__Required task__: Go through the lines below. Copy those with "bloccate".

__Task inputs__:

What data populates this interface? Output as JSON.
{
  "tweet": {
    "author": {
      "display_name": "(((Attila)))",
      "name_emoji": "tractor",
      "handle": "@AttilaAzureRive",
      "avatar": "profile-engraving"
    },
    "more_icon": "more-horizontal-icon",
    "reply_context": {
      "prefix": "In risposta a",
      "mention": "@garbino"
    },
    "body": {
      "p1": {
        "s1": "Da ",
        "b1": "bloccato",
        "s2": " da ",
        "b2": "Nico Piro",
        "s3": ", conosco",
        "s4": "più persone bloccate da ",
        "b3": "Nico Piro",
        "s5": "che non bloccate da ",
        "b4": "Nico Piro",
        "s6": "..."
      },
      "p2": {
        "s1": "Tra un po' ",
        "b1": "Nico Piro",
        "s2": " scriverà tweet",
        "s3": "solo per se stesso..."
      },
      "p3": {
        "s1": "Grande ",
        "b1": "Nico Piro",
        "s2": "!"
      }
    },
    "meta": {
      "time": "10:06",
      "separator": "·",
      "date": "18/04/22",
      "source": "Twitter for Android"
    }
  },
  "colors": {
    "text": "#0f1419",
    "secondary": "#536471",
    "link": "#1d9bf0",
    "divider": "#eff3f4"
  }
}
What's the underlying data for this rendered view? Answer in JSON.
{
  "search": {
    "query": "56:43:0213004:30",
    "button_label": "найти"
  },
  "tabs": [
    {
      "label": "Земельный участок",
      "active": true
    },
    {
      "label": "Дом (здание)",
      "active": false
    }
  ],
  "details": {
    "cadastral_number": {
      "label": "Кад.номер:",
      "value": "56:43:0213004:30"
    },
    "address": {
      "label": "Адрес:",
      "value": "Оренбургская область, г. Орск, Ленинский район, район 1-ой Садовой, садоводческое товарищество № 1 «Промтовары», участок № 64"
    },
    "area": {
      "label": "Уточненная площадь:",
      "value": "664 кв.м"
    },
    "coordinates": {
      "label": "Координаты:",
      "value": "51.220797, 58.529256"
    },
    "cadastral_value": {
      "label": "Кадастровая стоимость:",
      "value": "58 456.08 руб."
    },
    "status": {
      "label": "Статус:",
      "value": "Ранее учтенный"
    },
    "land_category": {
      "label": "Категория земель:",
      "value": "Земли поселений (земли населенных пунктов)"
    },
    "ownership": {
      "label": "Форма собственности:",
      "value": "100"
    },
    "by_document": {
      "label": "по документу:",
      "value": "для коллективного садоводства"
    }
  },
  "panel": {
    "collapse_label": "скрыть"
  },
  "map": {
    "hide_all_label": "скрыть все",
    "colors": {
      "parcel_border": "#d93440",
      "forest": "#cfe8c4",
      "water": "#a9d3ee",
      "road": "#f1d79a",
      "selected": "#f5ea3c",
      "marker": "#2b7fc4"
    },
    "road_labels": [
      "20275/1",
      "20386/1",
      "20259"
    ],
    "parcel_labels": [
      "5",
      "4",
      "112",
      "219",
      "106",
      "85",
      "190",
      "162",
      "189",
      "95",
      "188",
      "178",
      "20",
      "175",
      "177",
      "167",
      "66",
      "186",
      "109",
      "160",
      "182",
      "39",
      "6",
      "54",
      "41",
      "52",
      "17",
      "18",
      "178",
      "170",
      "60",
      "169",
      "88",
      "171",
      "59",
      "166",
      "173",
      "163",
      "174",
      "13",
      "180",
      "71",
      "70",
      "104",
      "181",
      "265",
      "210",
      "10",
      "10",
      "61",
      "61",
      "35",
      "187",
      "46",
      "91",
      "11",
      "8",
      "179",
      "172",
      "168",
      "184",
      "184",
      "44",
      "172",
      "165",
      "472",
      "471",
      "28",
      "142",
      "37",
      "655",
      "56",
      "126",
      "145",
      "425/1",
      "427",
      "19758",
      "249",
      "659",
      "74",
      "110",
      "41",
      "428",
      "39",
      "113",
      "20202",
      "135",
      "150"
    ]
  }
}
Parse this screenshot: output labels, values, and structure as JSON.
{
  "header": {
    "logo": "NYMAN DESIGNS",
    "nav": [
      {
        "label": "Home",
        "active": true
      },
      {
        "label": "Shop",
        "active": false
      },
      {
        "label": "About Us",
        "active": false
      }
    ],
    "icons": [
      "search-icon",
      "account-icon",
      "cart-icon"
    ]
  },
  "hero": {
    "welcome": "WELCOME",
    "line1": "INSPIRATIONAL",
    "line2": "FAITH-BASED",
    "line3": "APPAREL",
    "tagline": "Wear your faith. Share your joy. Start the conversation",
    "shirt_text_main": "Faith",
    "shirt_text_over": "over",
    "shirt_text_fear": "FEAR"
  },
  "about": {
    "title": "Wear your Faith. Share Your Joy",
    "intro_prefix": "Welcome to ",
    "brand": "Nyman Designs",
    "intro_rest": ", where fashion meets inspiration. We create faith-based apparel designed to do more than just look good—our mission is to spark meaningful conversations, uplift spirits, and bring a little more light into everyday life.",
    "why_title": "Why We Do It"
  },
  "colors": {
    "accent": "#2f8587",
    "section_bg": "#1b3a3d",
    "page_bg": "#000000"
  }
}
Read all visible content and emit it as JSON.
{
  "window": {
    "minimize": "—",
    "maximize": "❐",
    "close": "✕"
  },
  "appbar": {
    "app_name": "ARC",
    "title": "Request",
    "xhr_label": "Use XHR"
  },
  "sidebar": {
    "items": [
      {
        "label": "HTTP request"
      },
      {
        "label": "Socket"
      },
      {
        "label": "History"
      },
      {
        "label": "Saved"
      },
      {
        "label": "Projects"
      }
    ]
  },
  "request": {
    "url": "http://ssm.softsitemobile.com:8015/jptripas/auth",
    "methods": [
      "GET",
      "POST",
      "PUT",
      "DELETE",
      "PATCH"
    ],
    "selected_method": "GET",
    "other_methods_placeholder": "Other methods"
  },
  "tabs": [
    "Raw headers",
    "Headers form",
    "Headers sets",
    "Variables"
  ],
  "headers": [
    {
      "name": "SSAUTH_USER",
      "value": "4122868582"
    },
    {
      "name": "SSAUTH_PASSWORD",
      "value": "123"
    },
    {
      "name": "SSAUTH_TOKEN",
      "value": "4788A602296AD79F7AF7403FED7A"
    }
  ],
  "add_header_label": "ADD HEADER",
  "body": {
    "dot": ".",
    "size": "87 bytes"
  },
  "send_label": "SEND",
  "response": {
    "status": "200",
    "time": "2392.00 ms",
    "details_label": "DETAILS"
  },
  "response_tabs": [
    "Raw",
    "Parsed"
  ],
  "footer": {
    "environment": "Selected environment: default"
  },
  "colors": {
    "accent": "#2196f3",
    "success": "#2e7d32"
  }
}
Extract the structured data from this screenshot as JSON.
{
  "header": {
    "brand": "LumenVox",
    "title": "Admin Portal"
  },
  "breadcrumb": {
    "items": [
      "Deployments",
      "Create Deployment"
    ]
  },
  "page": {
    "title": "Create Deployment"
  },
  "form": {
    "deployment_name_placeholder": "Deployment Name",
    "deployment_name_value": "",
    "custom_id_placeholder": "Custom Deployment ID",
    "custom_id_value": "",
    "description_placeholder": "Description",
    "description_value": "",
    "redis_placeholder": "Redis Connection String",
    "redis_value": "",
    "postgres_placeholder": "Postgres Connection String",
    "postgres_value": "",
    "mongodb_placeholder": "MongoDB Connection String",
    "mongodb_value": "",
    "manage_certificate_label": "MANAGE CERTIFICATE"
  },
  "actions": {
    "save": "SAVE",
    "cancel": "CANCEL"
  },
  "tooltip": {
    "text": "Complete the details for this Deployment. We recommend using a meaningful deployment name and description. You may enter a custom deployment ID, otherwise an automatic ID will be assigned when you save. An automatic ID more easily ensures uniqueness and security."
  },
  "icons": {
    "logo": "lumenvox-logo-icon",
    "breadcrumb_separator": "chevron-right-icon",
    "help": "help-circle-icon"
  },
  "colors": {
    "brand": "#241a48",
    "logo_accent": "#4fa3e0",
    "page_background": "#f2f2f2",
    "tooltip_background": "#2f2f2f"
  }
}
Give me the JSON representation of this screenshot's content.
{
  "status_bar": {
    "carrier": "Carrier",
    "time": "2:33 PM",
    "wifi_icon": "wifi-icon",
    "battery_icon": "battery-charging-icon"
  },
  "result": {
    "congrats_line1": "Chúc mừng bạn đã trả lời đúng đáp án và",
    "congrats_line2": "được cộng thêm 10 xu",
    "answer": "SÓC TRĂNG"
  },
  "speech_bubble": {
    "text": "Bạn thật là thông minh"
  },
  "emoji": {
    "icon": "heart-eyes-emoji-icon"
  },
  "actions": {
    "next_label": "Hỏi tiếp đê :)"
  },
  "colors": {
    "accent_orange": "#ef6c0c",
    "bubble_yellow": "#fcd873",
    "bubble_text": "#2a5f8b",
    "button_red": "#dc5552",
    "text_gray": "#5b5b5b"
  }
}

__Result__:
        "s4": "più persone bloccate da ",
        "s5": "che non bloccate da ",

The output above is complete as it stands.